- [Task description] Copy out the entries exactly, from the first line to the last.
───── Dataset entries ─────
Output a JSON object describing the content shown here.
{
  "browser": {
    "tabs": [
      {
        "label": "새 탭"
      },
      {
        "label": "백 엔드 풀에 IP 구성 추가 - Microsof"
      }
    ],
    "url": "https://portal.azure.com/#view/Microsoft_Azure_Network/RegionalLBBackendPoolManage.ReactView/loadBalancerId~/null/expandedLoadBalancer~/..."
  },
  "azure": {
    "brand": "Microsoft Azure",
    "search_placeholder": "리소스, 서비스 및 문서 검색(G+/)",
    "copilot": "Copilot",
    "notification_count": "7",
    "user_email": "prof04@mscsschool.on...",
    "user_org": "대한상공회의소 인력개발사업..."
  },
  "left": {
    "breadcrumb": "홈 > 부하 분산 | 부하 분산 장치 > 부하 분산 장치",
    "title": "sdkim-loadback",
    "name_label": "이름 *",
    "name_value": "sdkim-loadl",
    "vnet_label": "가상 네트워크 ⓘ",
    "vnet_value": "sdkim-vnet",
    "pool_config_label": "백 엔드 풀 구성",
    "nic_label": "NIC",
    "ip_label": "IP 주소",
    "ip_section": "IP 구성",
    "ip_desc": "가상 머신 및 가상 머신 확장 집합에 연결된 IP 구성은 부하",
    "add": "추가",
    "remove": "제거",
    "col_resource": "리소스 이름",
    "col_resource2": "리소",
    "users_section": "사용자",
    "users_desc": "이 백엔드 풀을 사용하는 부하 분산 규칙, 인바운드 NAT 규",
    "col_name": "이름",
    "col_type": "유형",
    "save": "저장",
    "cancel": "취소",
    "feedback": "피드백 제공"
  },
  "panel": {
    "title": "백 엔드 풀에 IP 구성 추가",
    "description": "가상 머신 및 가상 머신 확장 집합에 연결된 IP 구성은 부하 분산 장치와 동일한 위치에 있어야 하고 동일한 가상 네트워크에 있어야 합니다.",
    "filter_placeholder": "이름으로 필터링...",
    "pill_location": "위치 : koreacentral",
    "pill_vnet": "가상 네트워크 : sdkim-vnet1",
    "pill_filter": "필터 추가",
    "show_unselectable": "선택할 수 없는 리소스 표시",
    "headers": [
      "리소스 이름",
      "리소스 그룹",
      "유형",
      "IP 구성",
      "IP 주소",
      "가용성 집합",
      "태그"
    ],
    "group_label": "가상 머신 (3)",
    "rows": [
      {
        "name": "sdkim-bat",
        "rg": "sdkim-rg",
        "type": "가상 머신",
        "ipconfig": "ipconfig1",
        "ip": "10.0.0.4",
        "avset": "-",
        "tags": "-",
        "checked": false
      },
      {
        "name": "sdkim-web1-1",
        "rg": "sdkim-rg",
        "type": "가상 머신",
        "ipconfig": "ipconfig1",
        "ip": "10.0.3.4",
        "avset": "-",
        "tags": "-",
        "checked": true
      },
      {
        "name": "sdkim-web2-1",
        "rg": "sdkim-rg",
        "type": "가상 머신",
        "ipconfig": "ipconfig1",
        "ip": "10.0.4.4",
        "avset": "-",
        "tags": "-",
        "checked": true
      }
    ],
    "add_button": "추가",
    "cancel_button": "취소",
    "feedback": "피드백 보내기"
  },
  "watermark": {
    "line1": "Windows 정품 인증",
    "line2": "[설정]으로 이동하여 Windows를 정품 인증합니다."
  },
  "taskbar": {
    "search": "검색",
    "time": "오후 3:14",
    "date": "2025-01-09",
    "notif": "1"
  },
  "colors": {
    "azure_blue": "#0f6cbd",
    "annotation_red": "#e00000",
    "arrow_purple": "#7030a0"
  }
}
─────
- [Response to the exercise]
Output a JSON object describing the content shown here.
{
  "browser": {
    "tabs": [
      {
        "label": "새 탭"
      },
      {
        "label": "백 엔드 풀에 IP 구성 추가 - Microsof"
      }
    ],
    "url": "https://portal.azure.com/#view/Microsoft_Azure_Network/RegionalLBBackendPoolManage.ReactView/loadBalancerId~/null/expandedLoadBalancer~/..."
  },
  "azure": {
    "brand": "Microsoft Azure",
    "search_placeholder": "리소스, 서비스 및 문서 검색(G+/)",
    "copilot": "Copilot",
    "notification_count": "7",
    "user_email": "prof04@mscsschool.on...",
    "user_org": "대한상공회의소 인력개발사업..."
  },
  "left": {
    "breadcrumb": "홈 > 부하 분산 | 부하 분산 장치 > 부하 분산 장치",
    "title": "sdkim-loadback",
    "name_label": "이름 *",
    "name_value": "sdkim-loadl",
    "vnet_label": "가상 네트워크 ⓘ",
    "vnet_value": "sdkim-vnet",
    "pool_config_label": "백 엔드 풀 구성",
    "nic_label": "NIC",
    "ip_label": "IP 주소",
    "ip_section": "IP 구성",
    "ip_desc": "가상 머신 및 가상 머신 확장 집합에 연결된 IP 구성은 부하",
    "add": "추가",
    "remove": "제거",
    "col_resource": "리소스 이름",
    "col_resource2": "리소",
    "users_section": "사용자",
    "users_desc": "이 백엔드 풀을 사용하는 부하 분산 규칙, 인바운드 NAT 규",
    "col_name": "이름",
    "col_type": "유형",
    "save": "저장",
    "cancel": "취소",
    "feedback": "피드백 제공"
  },
  "panel": {
    "title": "백 엔드 풀에 IP 구성 추가",
    "description": "가상 머신 및 가상 머신 확장 집합에 연결된 IP 구성은 부하 분산 장치와 동일한 위치에 있어야 하고 동일한 가상 네트워크에 있어야 합니다.",
    "filter_placeholder": "이름으로 필터링...",
    "pill_location": "위치 : koreacentral",
    "pill_vnet": "가상 네트워크 : sdkim-vnet1",
    "pill_filter": "필터 추가",
    "show_unselectable": "선택할 수 없는 리소스 표시",
    "headers": [
      "리소스 이름",
      "리소스 그룹",
      "유형",
      "IP 구성",
      "IP 주소",
      "가용성 집합",
      "태그"
    ],
    "group_label": "가상 머신 (3)",
    "rows": [
      {
        "name": "sdkim-bat",
        "rg": "sdkim-rg",
        "type": "가상 머신",
        "ipconfig": "ipconfig1",
        "ip": "10.0.0.4",
        "avset": "-",
        "tags": "-",
        "checked": false
      },
      {
        "name": "sdkim-web1-1",
        "rg": "sdkim-rg",
        "type": "가상 머신",
        "ipconfig": "ipconfig1",
        "ip": "10.0.3.4",
        "avset": "-",
        "tags": "-",
        "checked": true
      },
      {
        "name": "sdkim-web2-1",
        "rg": "sdkim-rg",
        "type": "가상 머신",
        "ipconfig": "ipconfig1",
        "ip": "10.0.4.4",
        "avset": "-",
        "tags": "-",
        "checked": true
      }
    ],
    "add_button": "추가",
    "cancel_button": "취소",
    "feedback": "피드백 보내기"
  },
  "watermark": {
    "line1": "Windows 정품 인증",
    "line2": "[설정]으로 이동하여 Windows를 정품 인증합니다."
  },
  "taskbar": {
    "search": "검색",
    "time": "오후 3:14",
    "date": "2025-01-09",
    "notif": "1"
  },
  "colors": {
    "azure_blue": "#0f6cbd",
    "annotation_red": "#e00000",
    "arrow_purple": "#7030a0"
  }
}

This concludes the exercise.